-- BEGIN --

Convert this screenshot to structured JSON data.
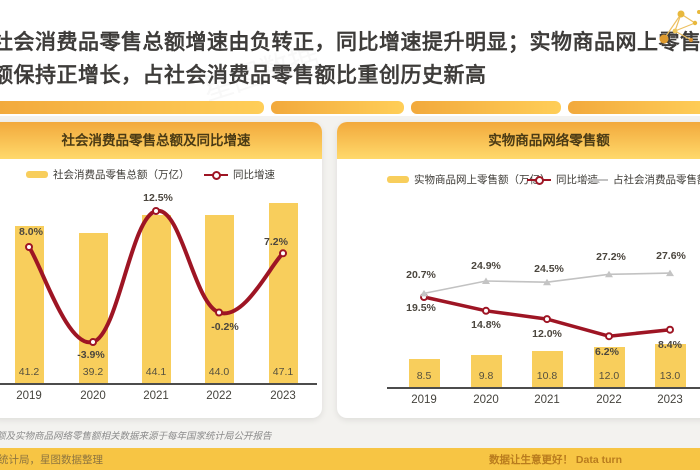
{
  "page": {
    "title_line1": "社会消费品零售总额增速由负转正，同比增速提升明显；实物商品网上零售",
    "title_line2": "额保持正增长，占社会消费品零售额比重创历史新高",
    "watermark": "星图数据",
    "note": "额及实物商品网络零售额相关数据来源于每年国家统计局公开报告",
    "footer_left": "统计局，星图数据整理",
    "footer_right": "数据让生意更好！ Data turn"
  },
  "colors": {
    "bar_yellow": "#F8CE5C",
    "line_red": "#9E1524",
    "line_gray": "#C2C2C2",
    "header_orange": "#F2A93C",
    "footer_yellow": "#F7C544"
  },
  "chart_data": [
    {
      "type": "bar",
      "title": "社会消费品零售总额及同比增速",
      "categories": [
        "2019",
        "2020",
        "2021",
        "2022",
        "2023"
      ],
      "series": [
        {
          "name": "社会消费品零售总额（万亿）",
          "kind": "bar",
          "color": "#F8CE5C",
          "values": [
            41.2,
            39.2,
            44.1,
            44.0,
            47.1
          ],
          "labels": [
            "41.2",
            "39.2",
            "44.1",
            "44.0",
            "47.1"
          ]
        },
        {
          "name": "同比增速",
          "kind": "line",
          "marker": "ring",
          "smooth": true,
          "color": "#9E1524",
          "values": [
            8.0,
            -3.9,
            12.5,
            -0.2,
            7.2
          ],
          "labels": [
            "8.0%",
            "-3.9%",
            "12.5%",
            "-0.2%",
            "7.2%"
          ]
        }
      ],
      "legend_position": "top",
      "grid": false
    },
    {
      "type": "bar",
      "title": "实物商品网络零售额",
      "categories": [
        "2019",
        "2020",
        "2021",
        "2022",
        "2023"
      ],
      "series": [
        {
          "name": "实物商品网上零售额（万亿）",
          "kind": "bar",
          "color": "#F8CE5C",
          "values": [
            8.5,
            9.8,
            10.8,
            12.0,
            13.0
          ],
          "labels": [
            "8.5",
            "9.8",
            "10.8",
            "12.0",
            "13.0"
          ]
        },
        {
          "name": "同比增速",
          "kind": "line",
          "marker": "ring",
          "smooth": false,
          "color": "#9E1524",
          "values": [
            19.5,
            14.8,
            12.0,
            6.2,
            8.4
          ],
          "labels": [
            "19.5%",
            "14.8%",
            "12.0%",
            "6.2%",
            "8.4%"
          ]
        },
        {
          "name": "占社会消费品零售额比例",
          "kind": "line",
          "marker": "triangle",
          "smooth": false,
          "color": "#C2C2C2",
          "values": [
            20.7,
            24.9,
            24.5,
            27.2,
            27.6
          ],
          "labels": [
            "20.7%",
            "24.9%",
            "24.5%",
            "27.2%",
            "27.6%"
          ]
        }
      ],
      "legend_position": "top",
      "grid": false
    }
  ]
}
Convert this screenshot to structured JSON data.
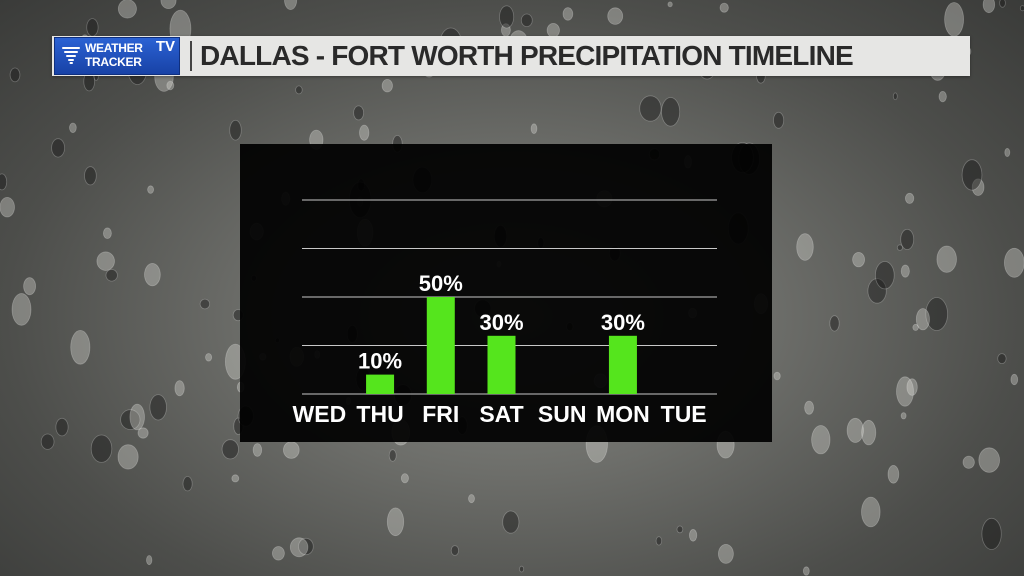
{
  "header": {
    "logo_line1": "WEATHER",
    "logo_line2": "TRACKER",
    "logo_tv": "TV",
    "title": "DALLAS - FORT WORTH PRECIPITATION TIMELINE"
  },
  "colors": {
    "bar": "#55e51d",
    "grid": "#c8c8c8",
    "panel": "#000000",
    "header_bg": "#e6e6e4",
    "logo_blue": "#1f4fc4"
  },
  "icons": {
    "logo": "tornado-icon"
  },
  "chart_data": {
    "type": "bar",
    "title": "",
    "xlabel": "",
    "ylabel": "",
    "categories": [
      "WED",
      "THU",
      "FRI",
      "SAT",
      "SUN",
      "MON",
      "TUE"
    ],
    "values": [
      0,
      10,
      50,
      30,
      0,
      30,
      0
    ],
    "value_labels": [
      "",
      "10%",
      "50%",
      "30%",
      "",
      "30%",
      ""
    ],
    "ylim": [
      0,
      100
    ],
    "grid": true,
    "legend": "none"
  }
}
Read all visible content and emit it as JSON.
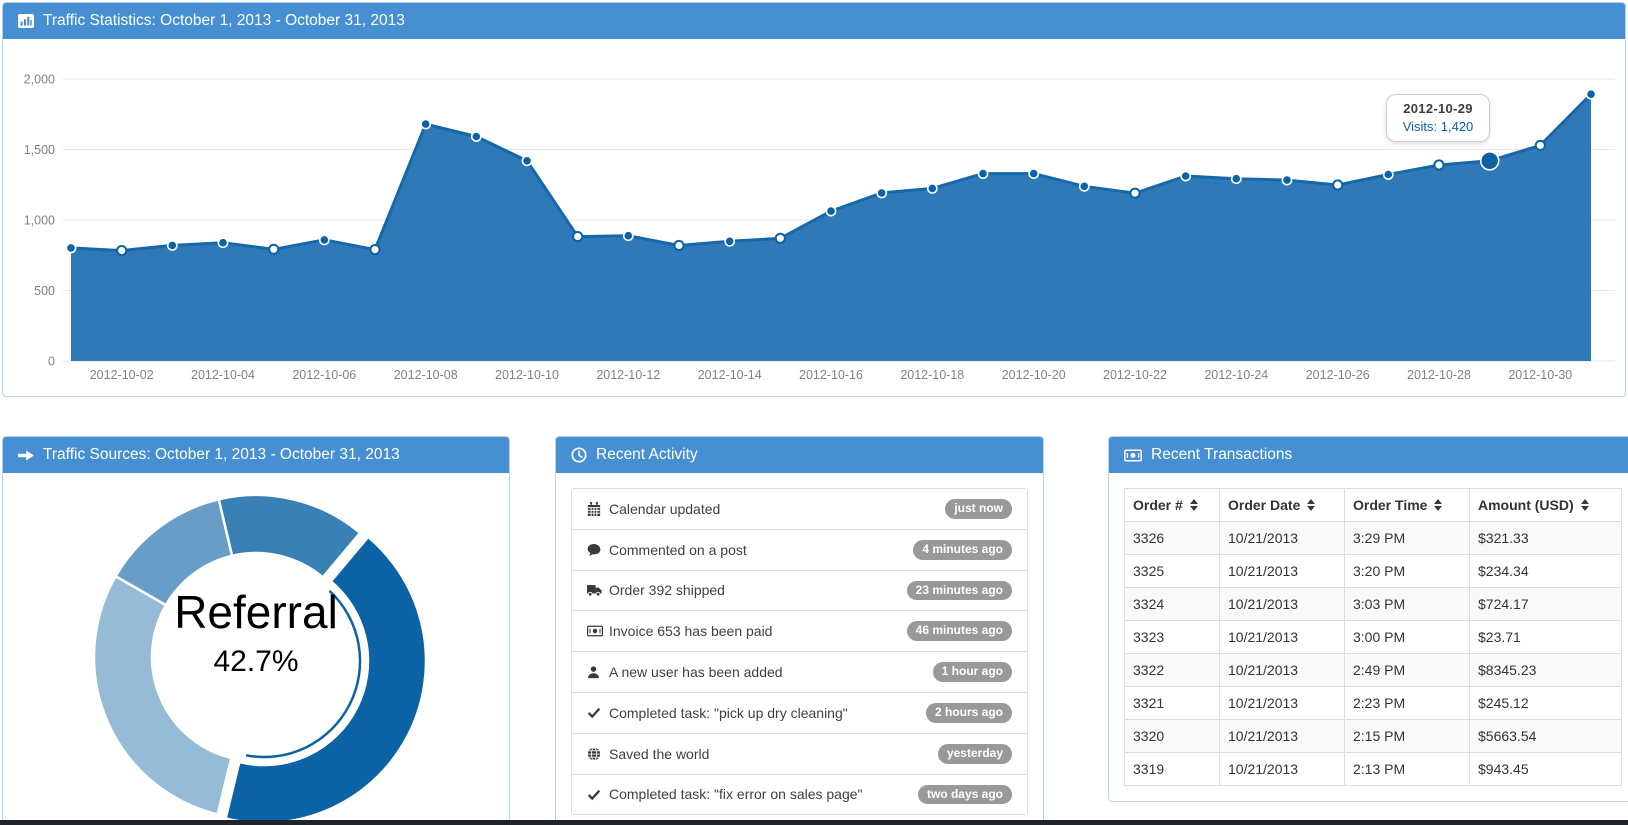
{
  "colors": {
    "panel_header_bg": "#458fd2",
    "panel_border": "#b3d4f0",
    "chart_line": "#1668a8",
    "chart_fill": "#3079b8",
    "chart_point": "#0b62a4",
    "grid_line": "#e6e6e6",
    "axis_text": "#7b858e",
    "badge_bg": "#999999",
    "table_border": "#dddddd",
    "stripe_bg": "#f9f9f9",
    "bottom_bar": "#20242e",
    "tooltip_value_color": "#0b62a4"
  },
  "traffic_stats": {
    "title": "Traffic Statistics: October 1, 2013 - October 31, 2013",
    "tooltip": {
      "title": "2012-10-29",
      "value": "Visits: 1,420"
    },
    "y_tick_labels": [
      "0",
      "500",
      "1,000",
      "1,500",
      "2,000"
    ]
  },
  "traffic_sources": {
    "title": "Traffic Sources: October 1, 2013 - October 31, 2013",
    "donut_center_label": "Referral",
    "donut_center_value": "42.7%"
  },
  "recent_activity": {
    "title": "Recent Activity",
    "items": [
      {
        "icon": "calendar-icon",
        "text": "Calendar updated",
        "badge": "just now"
      },
      {
        "icon": "comment-icon",
        "text": "Commented on a post",
        "badge": "4 minutes ago"
      },
      {
        "icon": "truck-icon",
        "text": "Order 392 shipped",
        "badge": "23 minutes ago"
      },
      {
        "icon": "money-icon",
        "text": "Invoice 653 has been paid",
        "badge": "46 minutes ago"
      },
      {
        "icon": "user-icon",
        "text": "A new user has been added",
        "badge": "1 hour ago"
      },
      {
        "icon": "check-icon",
        "text": "Completed task: \"pick up dry cleaning\"",
        "badge": "2 hours ago"
      },
      {
        "icon": "globe-icon",
        "text": "Saved the world",
        "badge": "yesterday"
      },
      {
        "icon": "check-icon",
        "text": "Completed task: \"fix error on sales page\"",
        "badge": "two days ago"
      }
    ]
  },
  "recent_transactions": {
    "title": "Recent Transactions",
    "columns": [
      "Order #",
      "Order Date",
      "Order Time",
      "Amount (USD)"
    ],
    "rows": [
      [
        "3326",
        "10/21/2013",
        "3:29 PM",
        "$321.33"
      ],
      [
        "3325",
        "10/21/2013",
        "3:20 PM",
        "$234.34"
      ],
      [
        "3324",
        "10/21/2013",
        "3:03 PM",
        "$724.17"
      ],
      [
        "3323",
        "10/21/2013",
        "3:00 PM",
        "$23.71"
      ],
      [
        "3322",
        "10/21/2013",
        "2:49 PM",
        "$8345.23"
      ],
      [
        "3321",
        "10/21/2013",
        "2:23 PM",
        "$245.12"
      ],
      [
        "3320",
        "10/21/2013",
        "2:15 PM",
        "$5663.54"
      ],
      [
        "3319",
        "10/21/2013",
        "2:13 PM",
        "$943.45"
      ]
    ]
  },
  "chart_data": [
    {
      "type": "area",
      "title": "Traffic Statistics: October 1, 2013 - October 31, 2013",
      "x": [
        "2012-10-01",
        "2012-10-02",
        "2012-10-03",
        "2012-10-04",
        "2012-10-05",
        "2012-10-06",
        "2012-10-07",
        "2012-10-08",
        "2012-10-09",
        "2012-10-10",
        "2012-10-11",
        "2012-10-12",
        "2012-10-13",
        "2012-10-14",
        "2012-10-15",
        "2012-10-16",
        "2012-10-17",
        "2012-10-18",
        "2012-10-19",
        "2012-10-20",
        "2012-10-21",
        "2012-10-22",
        "2012-10-23",
        "2012-10-24",
        "2012-10-25",
        "2012-10-26",
        "2012-10-27",
        "2012-10-28",
        "2012-10-29",
        "2012-10-30",
        "2012-10-31"
      ],
      "series": [
        {
          "name": "Visits",
          "values": [
            802,
            783,
            820,
            839,
            792,
            859,
            790,
            1680,
            1592,
            1420,
            882,
            889,
            819,
            849,
            870,
            1063,
            1192,
            1224,
            1329,
            1329,
            1239,
            1190,
            1312,
            1293,
            1283,
            1248,
            1323,
            1390,
            1420,
            1529,
            1892
          ]
        }
      ],
      "ylim": [
        0,
        2000
      ],
      "yticks": [
        0,
        500,
        1000,
        1500,
        2000
      ],
      "x_tick_labels": [
        "2012-10-02",
        "2012-10-04",
        "2012-10-06",
        "2012-10-08",
        "2012-10-10",
        "2012-10-12",
        "2012-10-14",
        "2012-10-16",
        "2012-10-18",
        "2012-10-20",
        "2012-10-22",
        "2012-10-24",
        "2012-10-26",
        "2012-10-28",
        "2012-10-30"
      ],
      "grid": true,
      "legend": "none",
      "hover": {
        "index": 28,
        "date": "2012-10-29",
        "value": 1420
      },
      "hollow_points": [
        1,
        4,
        6,
        10,
        12,
        14,
        21,
        25,
        27,
        29
      ]
    },
    {
      "type": "donut",
      "title": "Traffic Sources: October 1, 2013 - October 31, 2013",
      "center_label": "Referral",
      "center_value": "42.7%",
      "segments": [
        {
          "label": "Referral",
          "value": 42.7,
          "color": "#0b62a4",
          "selected": true
        },
        {
          "label": "",
          "value": 29.5,
          "color": "#95bbd7",
          "selected": false
        },
        {
          "label": "",
          "value": 13.0,
          "color": "#679dc6",
          "selected": false
        },
        {
          "label": "",
          "value": 14.8,
          "color": "#3980b5",
          "selected": false
        }
      ]
    }
  ]
}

-- END --

Extract every line above that contains the word "type".

_Result of the task_
      "type": "bar",
      "type": "bar",
    "type": "bar",
      "type": "area",
      "type": "donut",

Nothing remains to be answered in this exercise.